====== DATASET ROWS

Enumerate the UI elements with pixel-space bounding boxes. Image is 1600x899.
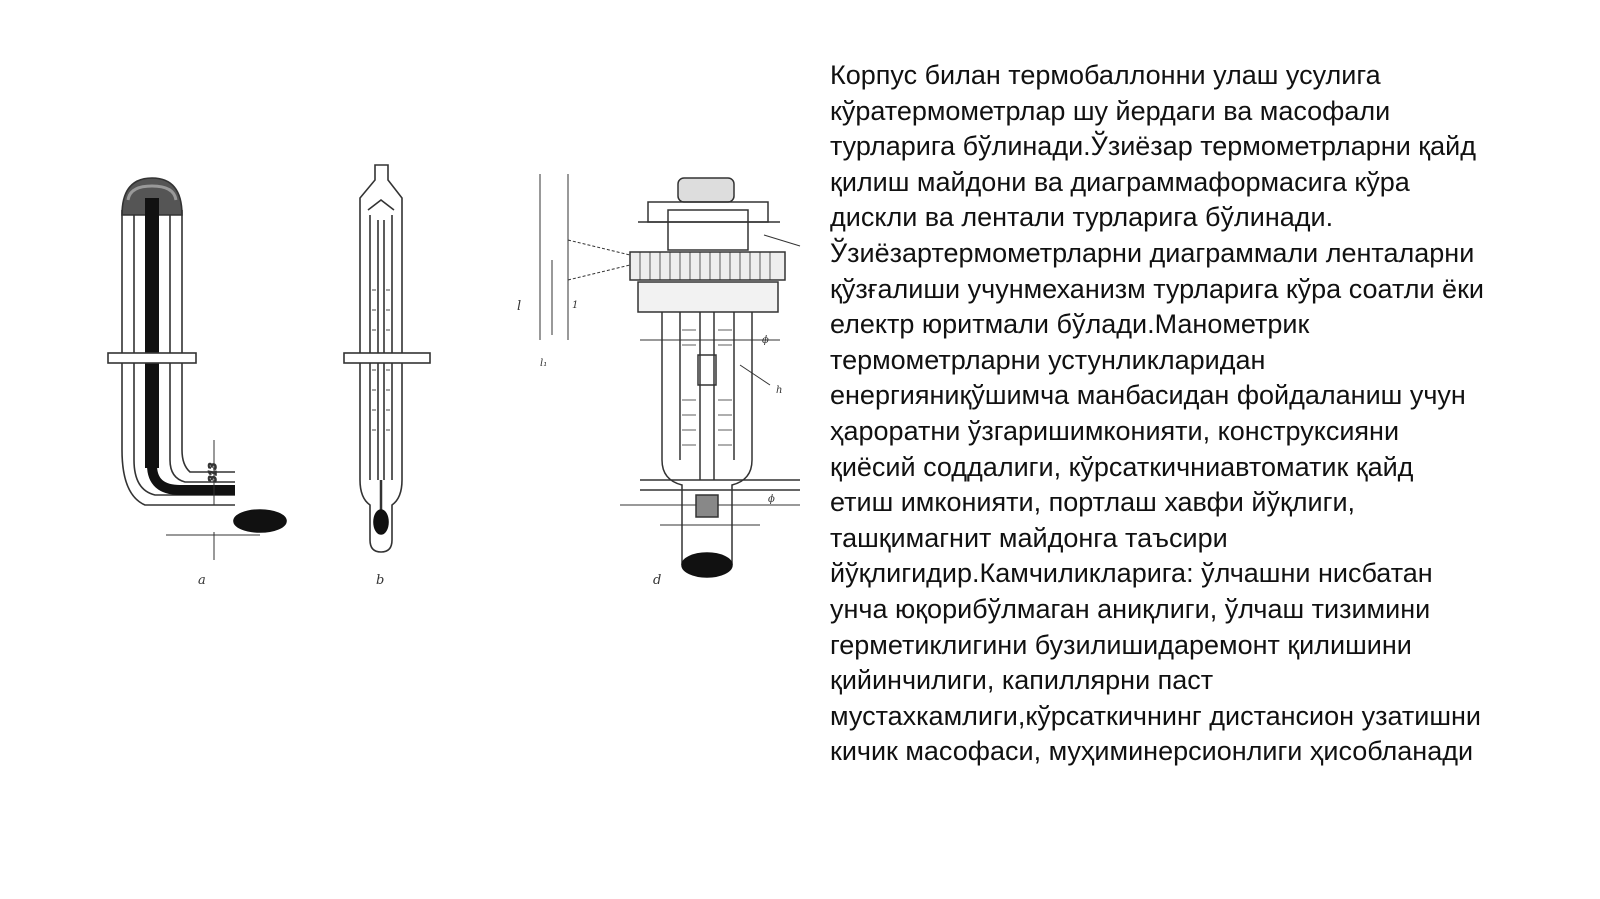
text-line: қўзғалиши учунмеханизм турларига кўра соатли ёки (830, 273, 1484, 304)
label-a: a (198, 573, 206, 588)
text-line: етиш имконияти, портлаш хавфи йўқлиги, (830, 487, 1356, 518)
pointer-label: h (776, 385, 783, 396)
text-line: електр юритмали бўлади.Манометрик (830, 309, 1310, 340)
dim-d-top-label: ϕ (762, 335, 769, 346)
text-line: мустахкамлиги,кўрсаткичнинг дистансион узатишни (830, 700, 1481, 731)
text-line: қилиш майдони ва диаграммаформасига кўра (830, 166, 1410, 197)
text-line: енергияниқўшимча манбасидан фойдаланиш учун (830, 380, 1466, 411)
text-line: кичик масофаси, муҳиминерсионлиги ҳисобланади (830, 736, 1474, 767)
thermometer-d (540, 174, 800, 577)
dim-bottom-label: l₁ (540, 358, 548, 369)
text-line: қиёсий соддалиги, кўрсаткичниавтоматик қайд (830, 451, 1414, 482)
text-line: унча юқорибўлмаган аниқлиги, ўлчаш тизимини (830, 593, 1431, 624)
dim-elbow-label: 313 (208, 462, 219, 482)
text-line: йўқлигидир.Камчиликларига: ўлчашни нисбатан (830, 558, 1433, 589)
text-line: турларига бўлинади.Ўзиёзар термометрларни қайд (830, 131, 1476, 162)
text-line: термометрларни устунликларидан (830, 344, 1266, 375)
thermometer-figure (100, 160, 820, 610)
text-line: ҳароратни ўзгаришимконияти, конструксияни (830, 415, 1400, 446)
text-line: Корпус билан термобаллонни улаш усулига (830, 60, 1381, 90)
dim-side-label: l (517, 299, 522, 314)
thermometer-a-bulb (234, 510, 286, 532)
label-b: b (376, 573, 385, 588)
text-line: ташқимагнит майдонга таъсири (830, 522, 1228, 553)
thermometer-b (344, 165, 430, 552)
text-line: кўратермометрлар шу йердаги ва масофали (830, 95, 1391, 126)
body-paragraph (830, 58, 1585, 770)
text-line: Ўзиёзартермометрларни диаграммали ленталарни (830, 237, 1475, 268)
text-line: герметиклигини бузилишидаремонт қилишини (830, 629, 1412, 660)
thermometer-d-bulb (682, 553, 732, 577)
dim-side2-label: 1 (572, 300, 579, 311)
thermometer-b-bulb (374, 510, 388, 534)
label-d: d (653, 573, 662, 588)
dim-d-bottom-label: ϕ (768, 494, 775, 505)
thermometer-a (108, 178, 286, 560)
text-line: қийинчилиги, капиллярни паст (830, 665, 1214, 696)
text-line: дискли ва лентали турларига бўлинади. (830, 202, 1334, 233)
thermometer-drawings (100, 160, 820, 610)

============
====== DATASET ROWS

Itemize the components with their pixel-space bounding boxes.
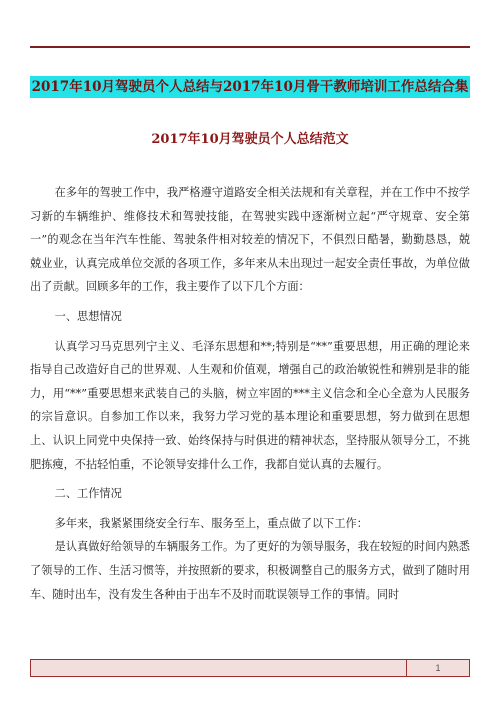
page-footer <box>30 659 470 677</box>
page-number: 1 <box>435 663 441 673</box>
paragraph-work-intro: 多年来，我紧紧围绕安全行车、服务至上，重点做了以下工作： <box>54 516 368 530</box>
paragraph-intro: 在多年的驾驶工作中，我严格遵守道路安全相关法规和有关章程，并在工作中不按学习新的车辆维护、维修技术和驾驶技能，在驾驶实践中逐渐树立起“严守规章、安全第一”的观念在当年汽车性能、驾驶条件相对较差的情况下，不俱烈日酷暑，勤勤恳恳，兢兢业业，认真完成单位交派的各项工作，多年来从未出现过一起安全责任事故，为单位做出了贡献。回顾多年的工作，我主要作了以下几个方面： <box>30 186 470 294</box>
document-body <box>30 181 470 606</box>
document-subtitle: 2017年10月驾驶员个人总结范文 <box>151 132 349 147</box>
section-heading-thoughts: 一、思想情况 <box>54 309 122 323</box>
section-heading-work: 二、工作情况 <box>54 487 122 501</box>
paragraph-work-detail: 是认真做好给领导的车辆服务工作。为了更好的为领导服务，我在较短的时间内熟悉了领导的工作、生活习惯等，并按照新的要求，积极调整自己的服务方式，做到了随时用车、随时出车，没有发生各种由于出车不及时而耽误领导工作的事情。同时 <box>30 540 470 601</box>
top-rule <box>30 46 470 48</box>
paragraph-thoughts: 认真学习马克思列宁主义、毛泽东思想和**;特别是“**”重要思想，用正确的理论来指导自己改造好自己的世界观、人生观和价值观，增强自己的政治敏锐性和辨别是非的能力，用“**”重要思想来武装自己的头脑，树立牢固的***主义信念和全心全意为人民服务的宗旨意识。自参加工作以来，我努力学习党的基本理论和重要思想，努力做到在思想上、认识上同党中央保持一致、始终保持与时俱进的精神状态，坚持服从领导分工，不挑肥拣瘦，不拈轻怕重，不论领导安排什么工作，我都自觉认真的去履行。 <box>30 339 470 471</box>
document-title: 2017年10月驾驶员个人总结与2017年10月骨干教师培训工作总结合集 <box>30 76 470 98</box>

============
====== DATASET ROWS

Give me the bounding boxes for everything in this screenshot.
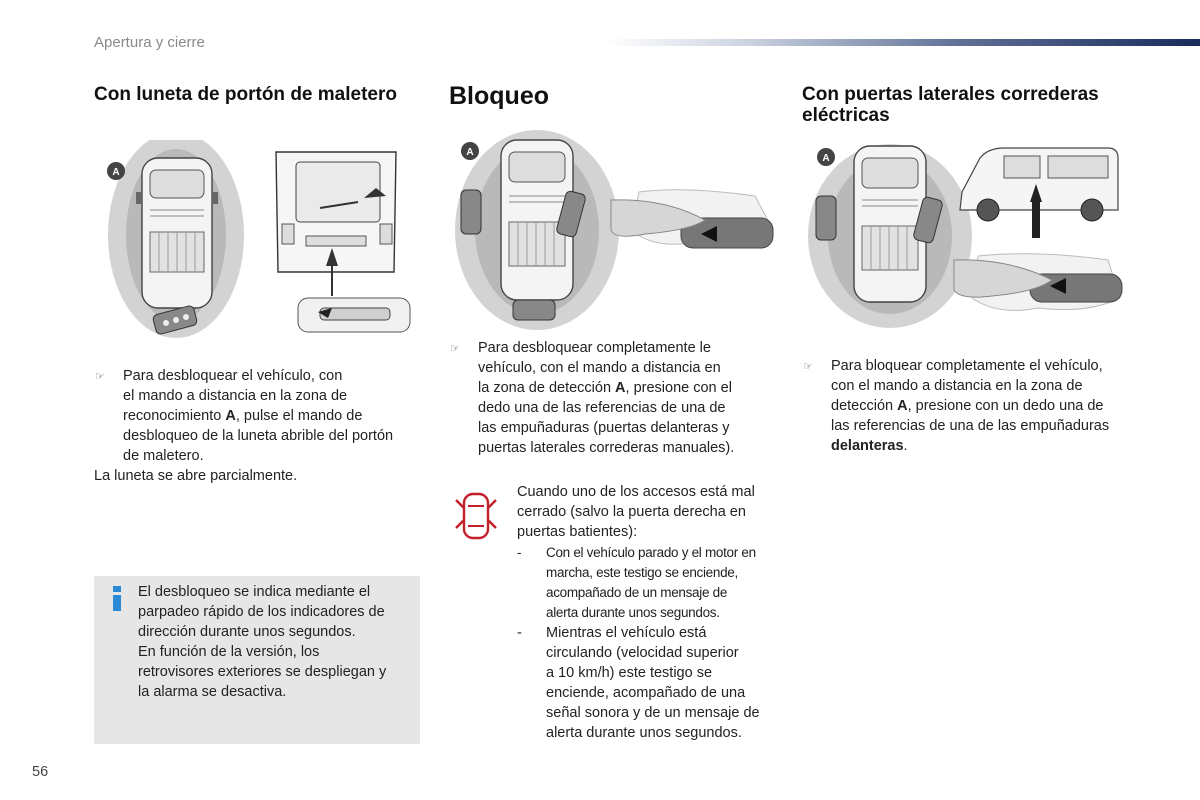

============

WORK TO COMPLETE: Reproduce verbatim the records from the line with "Enumerate the UI" to the line with "pointer-label: h (776, 385, 783, 396)", including both of those lines, and omit the pictures from your answer.

OUTPUT FOR THIS EXERCISE:
Enumerate the UI elements with pixel-space bounding boxes. Image is 1600x899.
text-line: қўзғалиши учунмеханизм турларига кўра соатли ёки (830, 273, 1484, 304)
label-a: a (198, 573, 206, 588)
text-line: етиш имконияти, портлаш хавфи йўқлиги, (830, 487, 1356, 518)
pointer-label: h (776, 385, 783, 396)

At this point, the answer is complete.